**RECORDS SUPPLIED**.
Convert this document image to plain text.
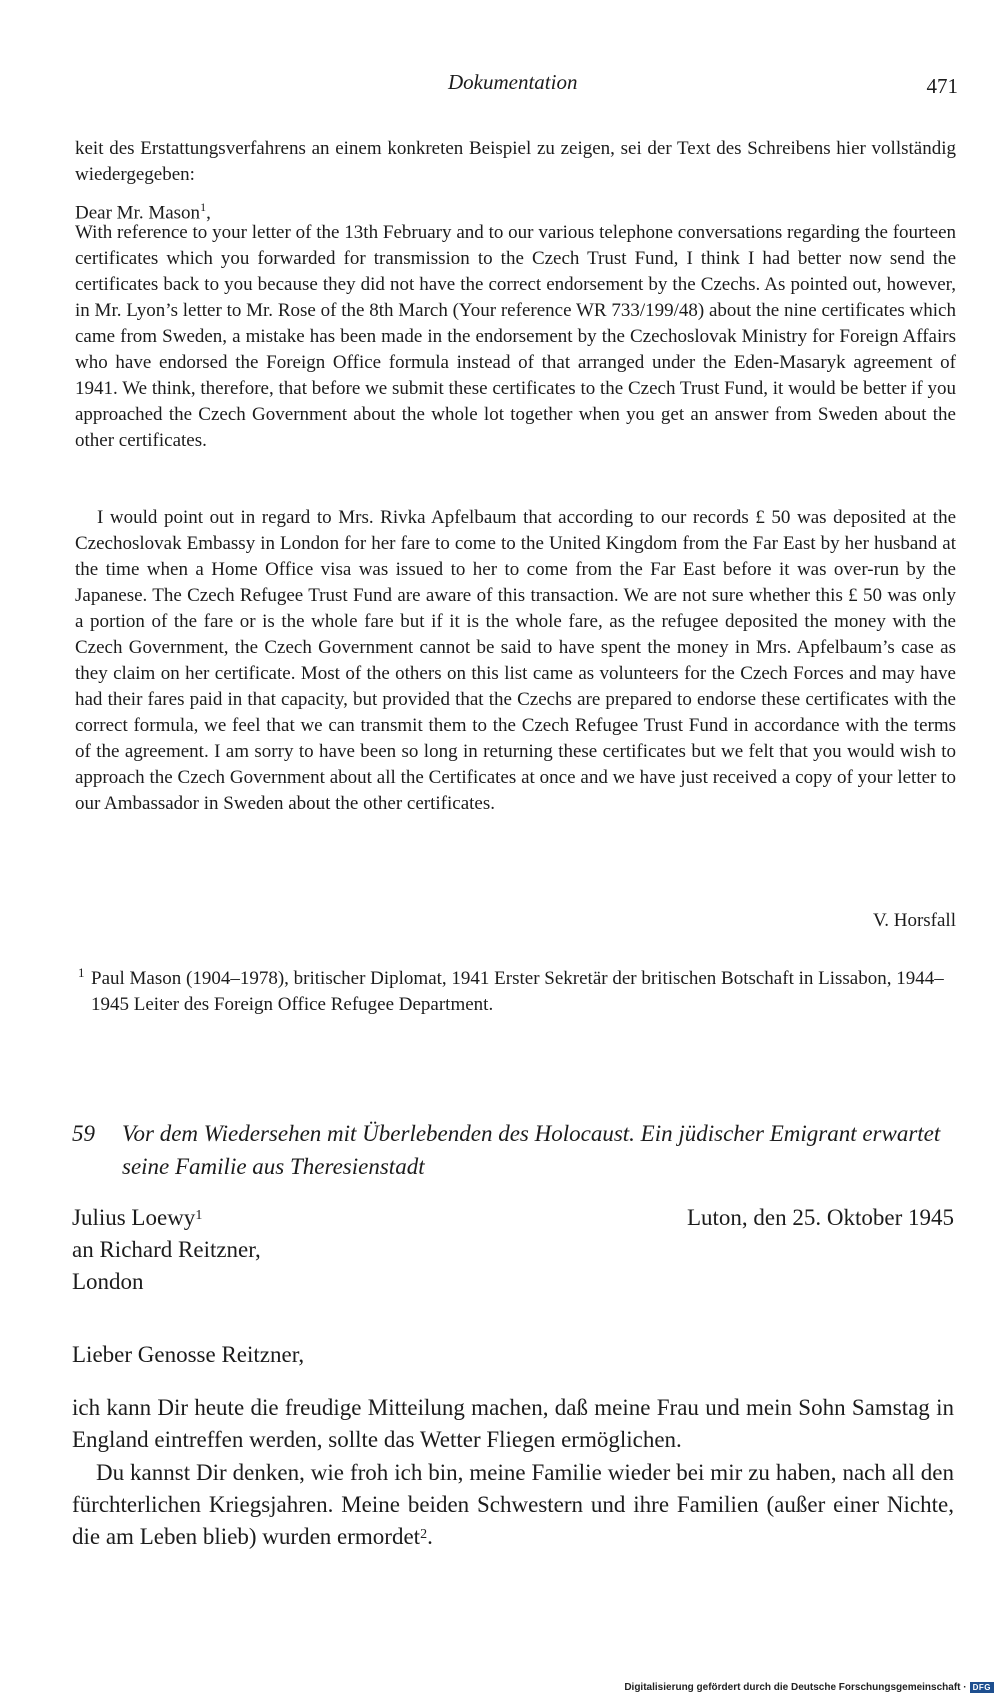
Dokumentation	471

keit des Erstattungsverfahrens an einem konkreten Beispiel zu zeigen, sei der Text des Schreibens hier vollständig wiedergegeben:

Dear Mr. Mason$^1$,

With reference to your letter of the 13th February and to our various telephone conversations regarding the fourteen certificates which you forwarded for transmission to the Czech Trust Fund, I think I had better now send the certificates back to you because they did not have the correct endorsement by the Czechs. As pointed out, however, in Mr. Lyon’s letter to Mr. Rose of the 8th March (Your reference WR 733/199/48) about the nine certificates which came from Sweden, a mistake has been made in the endorsement by the Czechoslovak Ministry for Foreign Affairs who have endorsed the Foreign Office formula instead of that arranged under the Eden-Masaryk agreement of 1941. We think, therefore, that before we submit these certificates to the Czech Trust Fund, it would be better if you approached the Czech Government about the whole lot together when you get an answer from Sweden about the other certificates.

I would point out in regard to Mrs. Rivka Apfelbaum that according to our records £ 50 was deposited at the Czechoslovak Embassy in London for her fare to come to the United Kingdom from the Far East by her husband at the time when a Home Office visa was issued to her to come from the Far East before it was over-run by the Japanese. The Czech Refugee Trust Fund are aware of this transaction. We are not sure whether this £ 50 was only a portion of the fare or is the whole fare but if it is the whole fare, as the refugee deposited the money with the Czech Government, the Czech Government cannot be said to have spent the money in Mrs. Apfelbaum’s case as they claim on her certificate. Most of the others on this list came as volunteers for the Czech Forces and may have had their fares paid in that capacity, but provided that the Czechs are prepared to endorse these certificates with the correct formula, we feel that we can transmit them to the Czech Refugee Trust Fund in accordance with the terms of the agreement. I am sorry to have been so long in returning these certificates but we felt that you would wish to approach the Czech Government about all the Certificates at once and we have just received a copy of your letter to our Ambassador in Sweden about the other certificates.

V. Horsfall
1 Paul Mason (1904–1978), britischer Diplomat, 1941 Erster Sekretär der britischen Botschaft in Lissabon, 1944–1945 Leiter des Foreign Office Refugee Department.
59	Vor dem Wiedersehen mit Überlebenden des Holocaust. Ein jüdischer Emigrant erwartet seine Familie aus Theresienstadt
Julius Loewy$^1$
an Richard Reitzner,
London
Luton, den 25. Oktober 1945

Lieber Genosse Reitzner,

ich kann Dir heute die freudige Mitteilung machen, daß meine Frau und mein Sohn Samstag in England eintreffen werden, sollte das Wetter Fliegen ermöglichen.

Du kannst Dir denken, wie froh ich bin, meine Familie wieder bei mir zu haben, nach all den fürchterlichen Kriegsjahren. Meine beiden Schwestern und ihre Familien (außer einer Nichte, die am Leben blieb) wurden ermordet$^2$.

Digitalisierung gefördert durch die Deutsche Forschungsgemeinschaft · DFG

**REQUIRED WORK**.
Extract, from the listing above, every line where the string "Mason" occurs.

**RESULT FOR THIS TASK**.
Dear Mr. Mason$^1$,
1 Paul Mason (1904–1978), britischer Diplomat, 1941 Erster Sekretär der britischen Botschaft in Lissabon, 1944–1945 Leiter des Foreign Office Refugee Department.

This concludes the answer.